### Task to complete
Every line of the records that holds the word "ditto" should be copied out.

### Records for processing

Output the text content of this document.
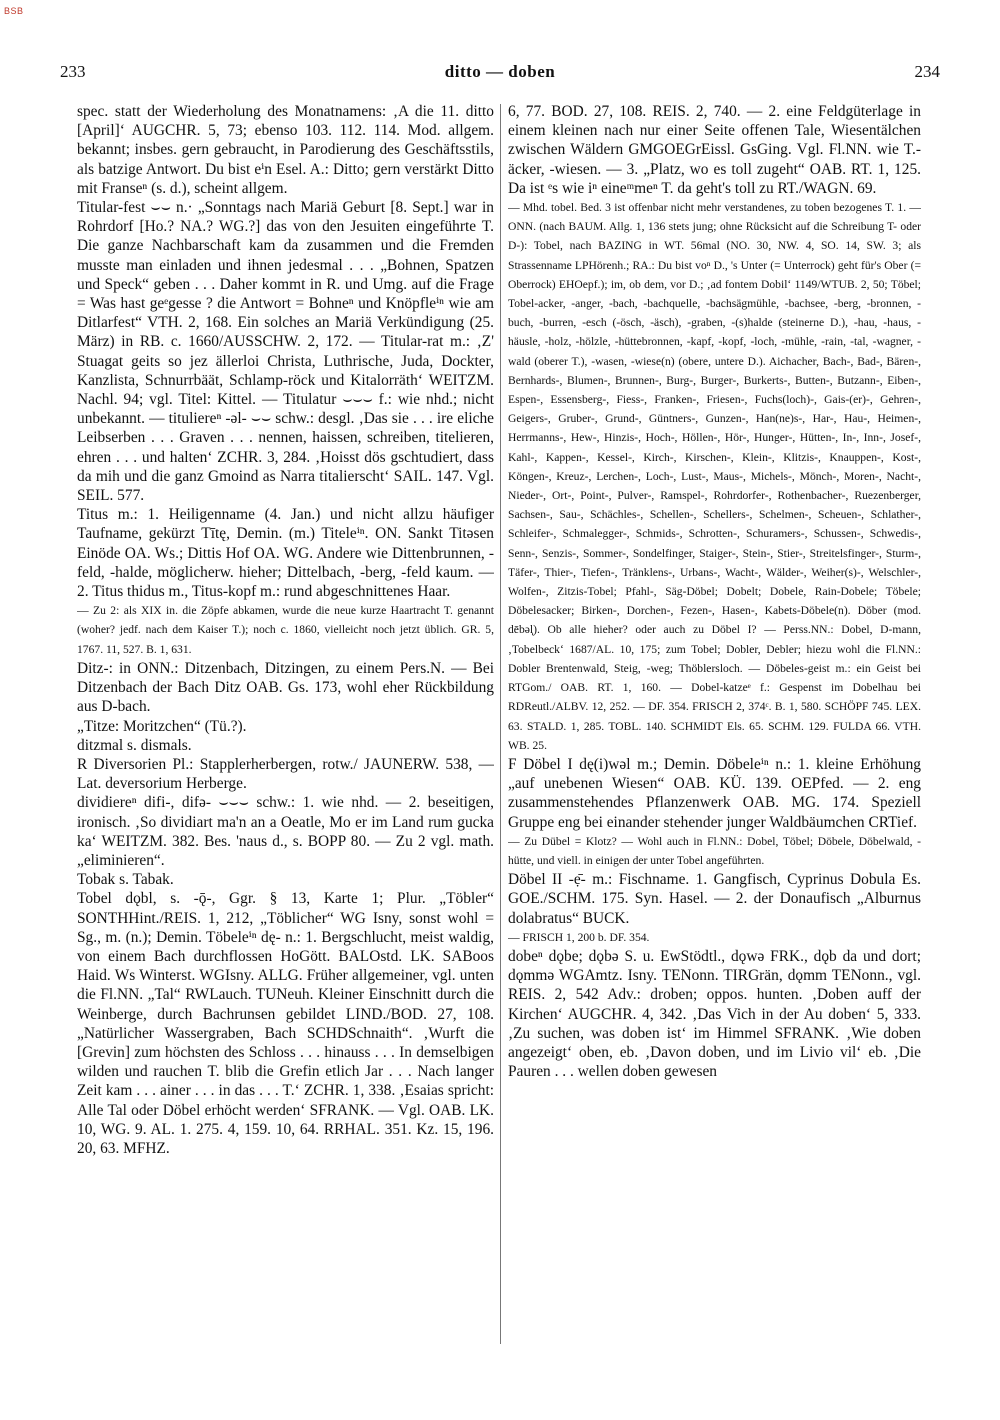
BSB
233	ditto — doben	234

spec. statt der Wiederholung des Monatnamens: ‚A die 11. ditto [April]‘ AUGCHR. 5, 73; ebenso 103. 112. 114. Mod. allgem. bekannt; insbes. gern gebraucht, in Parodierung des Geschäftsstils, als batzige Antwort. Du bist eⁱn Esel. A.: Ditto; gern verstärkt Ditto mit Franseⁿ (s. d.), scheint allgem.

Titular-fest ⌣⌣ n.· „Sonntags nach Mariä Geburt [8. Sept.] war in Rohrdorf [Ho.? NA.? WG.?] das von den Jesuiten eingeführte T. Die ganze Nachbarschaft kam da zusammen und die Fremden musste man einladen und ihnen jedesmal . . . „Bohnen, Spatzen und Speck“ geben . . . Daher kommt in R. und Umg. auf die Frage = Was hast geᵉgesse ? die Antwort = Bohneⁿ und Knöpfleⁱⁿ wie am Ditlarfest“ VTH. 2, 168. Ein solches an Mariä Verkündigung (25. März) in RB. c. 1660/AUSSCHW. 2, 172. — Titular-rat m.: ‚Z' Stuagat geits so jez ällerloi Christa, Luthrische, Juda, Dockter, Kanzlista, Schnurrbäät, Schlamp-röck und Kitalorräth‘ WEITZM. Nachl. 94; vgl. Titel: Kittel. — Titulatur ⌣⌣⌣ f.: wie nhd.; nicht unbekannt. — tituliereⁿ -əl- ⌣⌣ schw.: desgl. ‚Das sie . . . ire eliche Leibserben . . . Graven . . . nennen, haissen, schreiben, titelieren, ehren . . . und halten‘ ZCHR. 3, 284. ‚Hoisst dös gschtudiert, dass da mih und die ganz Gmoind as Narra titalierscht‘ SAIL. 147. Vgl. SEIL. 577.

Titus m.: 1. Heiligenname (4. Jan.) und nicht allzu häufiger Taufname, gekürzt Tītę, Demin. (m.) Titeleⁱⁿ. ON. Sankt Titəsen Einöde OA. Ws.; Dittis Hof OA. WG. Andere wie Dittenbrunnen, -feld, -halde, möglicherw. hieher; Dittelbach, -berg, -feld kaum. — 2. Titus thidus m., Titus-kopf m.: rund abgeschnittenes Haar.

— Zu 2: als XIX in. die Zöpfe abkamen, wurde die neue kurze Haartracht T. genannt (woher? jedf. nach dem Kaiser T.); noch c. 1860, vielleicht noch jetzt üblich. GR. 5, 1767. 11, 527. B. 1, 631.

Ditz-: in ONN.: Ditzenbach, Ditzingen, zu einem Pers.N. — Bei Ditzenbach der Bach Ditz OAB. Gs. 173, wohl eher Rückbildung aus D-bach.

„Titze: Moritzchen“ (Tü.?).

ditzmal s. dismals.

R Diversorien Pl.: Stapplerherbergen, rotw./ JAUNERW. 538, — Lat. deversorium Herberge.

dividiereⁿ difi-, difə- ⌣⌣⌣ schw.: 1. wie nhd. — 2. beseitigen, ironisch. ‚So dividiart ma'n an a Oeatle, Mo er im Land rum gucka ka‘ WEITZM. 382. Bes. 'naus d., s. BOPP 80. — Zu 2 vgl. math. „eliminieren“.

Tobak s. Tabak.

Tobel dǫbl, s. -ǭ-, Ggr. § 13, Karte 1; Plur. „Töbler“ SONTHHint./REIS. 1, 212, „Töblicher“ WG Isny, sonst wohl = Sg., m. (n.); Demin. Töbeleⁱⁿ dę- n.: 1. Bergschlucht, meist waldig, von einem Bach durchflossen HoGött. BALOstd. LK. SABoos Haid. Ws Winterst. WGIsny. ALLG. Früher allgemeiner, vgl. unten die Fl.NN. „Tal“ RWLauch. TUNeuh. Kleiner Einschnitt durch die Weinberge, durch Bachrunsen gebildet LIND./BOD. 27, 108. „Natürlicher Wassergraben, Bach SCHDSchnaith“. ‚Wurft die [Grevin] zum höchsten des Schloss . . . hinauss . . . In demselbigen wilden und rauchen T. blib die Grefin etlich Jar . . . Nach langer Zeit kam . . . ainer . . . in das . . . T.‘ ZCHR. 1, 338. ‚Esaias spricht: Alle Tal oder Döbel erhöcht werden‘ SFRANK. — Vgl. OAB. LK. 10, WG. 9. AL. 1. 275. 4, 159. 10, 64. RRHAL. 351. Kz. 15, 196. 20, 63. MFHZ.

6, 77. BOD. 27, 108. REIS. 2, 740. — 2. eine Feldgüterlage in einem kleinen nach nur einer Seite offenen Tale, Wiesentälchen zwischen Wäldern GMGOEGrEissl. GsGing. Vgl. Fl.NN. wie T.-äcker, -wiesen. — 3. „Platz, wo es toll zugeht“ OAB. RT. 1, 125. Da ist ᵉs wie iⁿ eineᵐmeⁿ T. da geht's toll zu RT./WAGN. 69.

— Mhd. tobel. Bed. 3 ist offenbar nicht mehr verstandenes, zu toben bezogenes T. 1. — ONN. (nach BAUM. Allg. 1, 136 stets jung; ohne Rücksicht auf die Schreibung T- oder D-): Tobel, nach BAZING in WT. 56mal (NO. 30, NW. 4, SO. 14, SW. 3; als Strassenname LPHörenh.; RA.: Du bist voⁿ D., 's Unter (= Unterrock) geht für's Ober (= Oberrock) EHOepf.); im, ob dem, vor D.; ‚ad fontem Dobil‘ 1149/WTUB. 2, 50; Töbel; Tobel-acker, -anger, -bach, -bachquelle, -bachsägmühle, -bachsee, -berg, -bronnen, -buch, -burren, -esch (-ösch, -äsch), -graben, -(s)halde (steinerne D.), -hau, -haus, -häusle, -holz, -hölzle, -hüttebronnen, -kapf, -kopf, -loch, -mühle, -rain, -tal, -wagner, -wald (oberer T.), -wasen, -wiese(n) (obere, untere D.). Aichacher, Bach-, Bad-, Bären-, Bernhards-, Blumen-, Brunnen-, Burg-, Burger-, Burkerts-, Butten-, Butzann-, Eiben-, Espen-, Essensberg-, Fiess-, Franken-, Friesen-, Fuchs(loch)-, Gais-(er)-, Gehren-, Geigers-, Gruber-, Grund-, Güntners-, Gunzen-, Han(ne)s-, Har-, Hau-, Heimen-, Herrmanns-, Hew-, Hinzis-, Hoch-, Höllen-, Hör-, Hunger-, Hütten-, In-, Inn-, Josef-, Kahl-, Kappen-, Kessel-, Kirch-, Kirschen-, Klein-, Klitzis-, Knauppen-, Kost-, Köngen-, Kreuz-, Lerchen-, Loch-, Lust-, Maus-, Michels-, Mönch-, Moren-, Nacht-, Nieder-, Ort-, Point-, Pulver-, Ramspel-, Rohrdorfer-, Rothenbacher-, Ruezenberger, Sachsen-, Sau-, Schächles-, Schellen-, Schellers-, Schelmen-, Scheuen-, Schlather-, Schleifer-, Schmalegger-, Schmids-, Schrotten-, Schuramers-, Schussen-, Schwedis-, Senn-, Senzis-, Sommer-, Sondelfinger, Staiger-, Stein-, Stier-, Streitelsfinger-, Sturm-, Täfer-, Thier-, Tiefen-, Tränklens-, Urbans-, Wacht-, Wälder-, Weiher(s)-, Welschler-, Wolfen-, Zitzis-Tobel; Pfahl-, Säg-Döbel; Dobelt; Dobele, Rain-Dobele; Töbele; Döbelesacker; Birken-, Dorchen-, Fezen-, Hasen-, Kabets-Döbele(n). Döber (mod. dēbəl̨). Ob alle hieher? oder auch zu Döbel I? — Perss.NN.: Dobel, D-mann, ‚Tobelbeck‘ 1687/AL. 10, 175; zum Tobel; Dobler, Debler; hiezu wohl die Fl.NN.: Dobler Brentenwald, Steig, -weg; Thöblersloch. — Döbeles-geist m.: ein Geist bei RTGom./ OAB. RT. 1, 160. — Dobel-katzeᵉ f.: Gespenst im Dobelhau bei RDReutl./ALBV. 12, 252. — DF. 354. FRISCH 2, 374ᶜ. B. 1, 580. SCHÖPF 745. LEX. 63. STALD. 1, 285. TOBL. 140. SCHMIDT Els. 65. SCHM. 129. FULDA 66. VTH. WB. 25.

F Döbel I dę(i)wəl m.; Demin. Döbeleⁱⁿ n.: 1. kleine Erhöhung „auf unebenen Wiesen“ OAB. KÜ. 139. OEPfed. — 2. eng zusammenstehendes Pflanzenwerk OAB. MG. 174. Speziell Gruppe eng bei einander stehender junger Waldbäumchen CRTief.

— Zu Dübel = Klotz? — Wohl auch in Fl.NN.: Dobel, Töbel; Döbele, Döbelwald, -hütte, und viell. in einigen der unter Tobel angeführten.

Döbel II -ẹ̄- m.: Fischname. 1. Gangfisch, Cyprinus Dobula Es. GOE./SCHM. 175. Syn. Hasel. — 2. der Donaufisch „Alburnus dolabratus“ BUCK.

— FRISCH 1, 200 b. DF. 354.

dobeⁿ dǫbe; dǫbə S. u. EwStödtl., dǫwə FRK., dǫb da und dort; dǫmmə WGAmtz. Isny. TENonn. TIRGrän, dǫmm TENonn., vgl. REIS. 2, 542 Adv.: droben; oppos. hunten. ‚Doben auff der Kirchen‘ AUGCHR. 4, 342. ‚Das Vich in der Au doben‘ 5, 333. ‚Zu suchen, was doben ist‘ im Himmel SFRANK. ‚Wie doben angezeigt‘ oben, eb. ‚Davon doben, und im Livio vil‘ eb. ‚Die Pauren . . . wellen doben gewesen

### Exercise result
233	ditto — doben	234
spec. statt der Wiederholung des Monatnamens: ‚A die 11. ditto [April]‘ AUGCHR. 5, 73; ebenso 103. 112. 114. Mod. allgem. bekannt; insbes. gern gebraucht, in Parodierung des Geschäftsstils, als batzige Antwort. Du bist eⁱn Esel. A.: Ditto; gern verstärkt Ditto mit Franseⁿ (s. d.), scheint allgem.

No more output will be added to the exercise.